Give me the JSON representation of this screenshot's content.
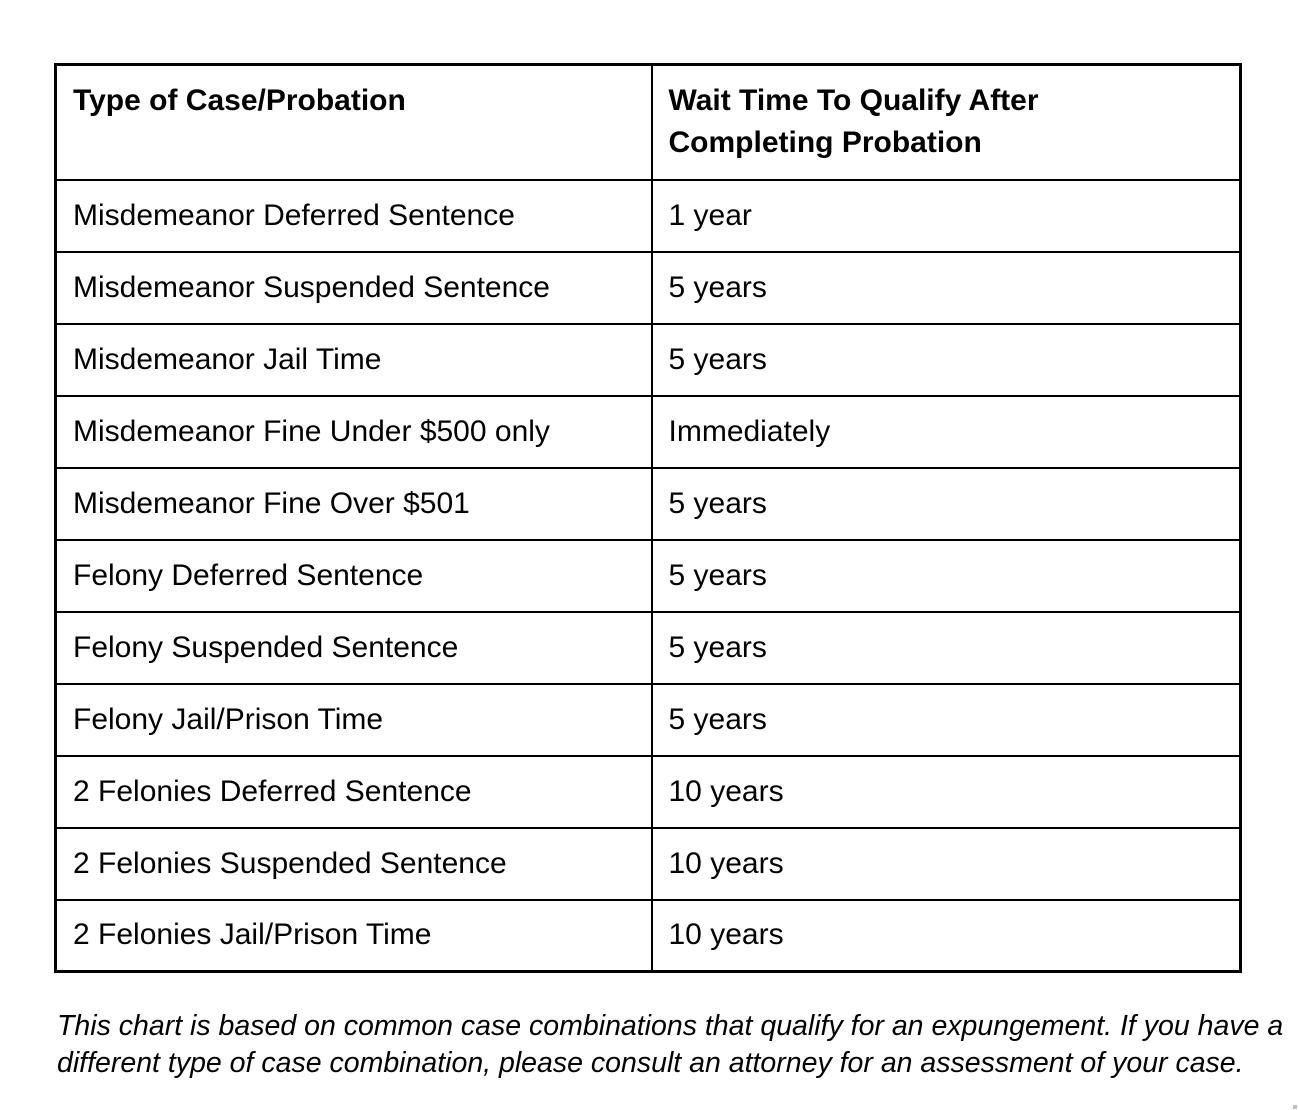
{
  "table": {
    "header": {
      "col1": "Type of Case/Probation",
      "col2_line1": "Wait Time To Qualify After",
      "col2_line2": "Completing Probation"
    },
    "rows": [
      {
        "type": "Misdemeanor Deferred Sentence",
        "wait": "1 year"
      },
      {
        "type": "Misdemeanor Suspended Sentence",
        "wait": "5 years"
      },
      {
        "type": "Misdemeanor Jail Time",
        "wait": "5 years"
      },
      {
        "type": "Misdemeanor Fine Under $500 only",
        "wait": "Immediately"
      },
      {
        "type": "Misdemeanor Fine Over $501",
        "wait": "5 years"
      },
      {
        "type": "Felony Deferred Sentence",
        "wait": "5 years"
      },
      {
        "type": "Felony Suspended Sentence",
        "wait": "5 years"
      },
      {
        "type": "Felony Jail/Prison Time",
        "wait": "5 years"
      },
      {
        "type": "2 Felonies Deferred Sentence",
        "wait": "10 years"
      },
      {
        "type": "2 Felonies Suspended Sentence",
        "wait": "10 years"
      },
      {
        "type": "2 Felonies Jail/Prison Time",
        "wait": "10 years"
      }
    ]
  },
  "footnote": {
    "line1": "This chart is based on common case combinations that qualify for an expungement. If you have a",
    "line2": "different type of case combination, please consult an attorney for an assessment of your case."
  },
  "colors": {
    "border": "#000000",
    "text": "#000000",
    "background": "#ffffff"
  }
}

Your instructions =>
Sift through the entries and copy every line with "Suspended".

Output for this task =>
        "type": "Misdemeanor Suspended Sentence",
        "type": "Felony Suspended Sentence",
        "type": "2 Felonies Suspended Sentence",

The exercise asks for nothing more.